(Records from a dataset)
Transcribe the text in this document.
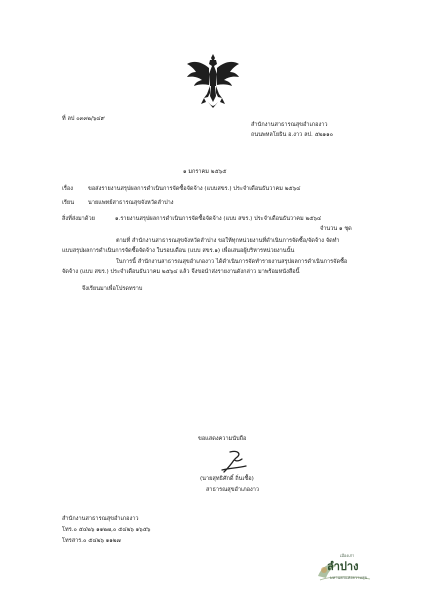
ที่ ลป ๐๓๓๒/๖๔๙
สำนักงานสาธารณสุขอำเภองาว
ถนนพหลโยธิน อ.งาว ลป. ๕๒๑๑๐
๑ มกราคม ๒๕๖๕
เรื่อง	ขอส่งรายงานสรุปผลการดำเนินการจัดซื้อจัดจ้าง (แบบสขร.) ประจำเดือนธันวาคม ๒๕๖๔
เรียน นายแพทย์สาธารณสุขจังหวัดลำปาง
สิ่งที่ส่งมาด้วย	๑.รายงานสรุปผลการดำเนินการจัดซื้อจัดจ้าง (แบบ สขร.) ประจำเดือนธันวาคม ๒๕๖๔
จำนวน ๑ ชุด
ตามที่ สำนักงานสาธารณสุขจังหวัดลำปาง ขอให้ทุกหน่วยงานที่ดำเนินการจัดซื้อ/จัดจ้าง จัดทำ
แบบสรุปผลการดำเนินการจัดซื้อจัดจ้าง ในรอบเดือน (แบบ สขร.๑) เพื่อเสนอผู้บริหารหน่วยงานนั้น
ในการนี้ สำนักงานสาธารณสุขอำเภองาว ได้ดำเนินการจัดทำรายงานสรุปผลการดำเนินการจัดซื้อ
จัดจ้าง (แบบ สขร.) ประจำเดือนธันวาคม ๒๕๖๔ แล้ว จึงขอนำส่งรายงานดังกล่าว มาพร้อมหนังสือนี้
จึงเรียนมาเพื่อโปรดทราบ
ขอแสดงความนับถือ
(นายสุทธิศักดิ์ ถิ่นเชื้อ)
สาธารณสุขอำเภองาว
สำนักงานสาธารณสุขอำเภองาว
โทร.๐ ๕๔๒๖ ๑๑๒๗,๐ ๕๔๒๖ ๑๖๕๖
โทรสาร.๐ ๕๔๒๖ ๑๑๒๗
เมืองเก่า
ลำปาง
มหานครแห่งความสุข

* _Problem_
Reproduce all entries exactly. Pictures do not belong in the copy.

* _The reply_
Transcribe the text in this document.
ที่ ลป ๐๓๓๒/๖๔๙
สำนักงานสาธารณสุขอำเภองาว
ถนนพหลโยธิน อ.งาว ลป. ๕๒๑๑๐
๑ มกราคม ๒๕๖๕
เรื่อง	ขอส่งรายงานสรุปผลการดำเนินการจัดซื้อจัดจ้าง (แบบสขร.) ประจำเดือนธันวาคม ๒๕๖๔
เรียน นายแพทย์สาธารณสุขจังหวัดลำปาง
สิ่งที่ส่งมาด้วย	๑.รายงานสรุปผลการดำเนินการจัดซื้อจัดจ้าง (แบบ สขร.) ประจำเดือนธันวาคม ๒๕๖๔
จำนวน ๑ ชุด
ตามที่ สำนักงานสาธารณสุขจังหวัดลำปาง ขอให้ทุกหน่วยงานที่ดำเนินการจัดซื้อ/จัดจ้าง จัดทำ
แบบสรุปผลการดำเนินการจัดซื้อจัดจ้าง ในรอบเดือน (แบบ สขร.๑) เพื่อเสนอผู้บริหารหน่วยงานนั้น
ในการนี้ สำนักงานสาธารณสุขอำเภองาว ได้ดำเนินการจัดทำรายงานสรุปผลการดำเนินการจัดซื้อ
จัดจ้าง (แบบ สขร.) ประจำเดือนธันวาคม ๒๕๖๔ แล้ว จึงขอนำส่งรายงานดังกล่าว มาพร้อมหนังสือนี้
จึงเรียนมาเพื่อโปรดทราบ
ขอแสดงความนับถือ
(นายสุทธิศักดิ์ ถิ่นเชื้อ)
สาธารณสุขอำเภองาว
สำนักงานสาธารณสุขอำเภองาว
โทร.๐ ๕๔๒๖ ๑๑๒๗,๐ ๕๔๒๖ ๑๖๕๖
โทรสาร.๐ ๕๔๒๖ ๑๑๒๗
เมืองเก่า
ลำปาง
มหานครแห่งความสุข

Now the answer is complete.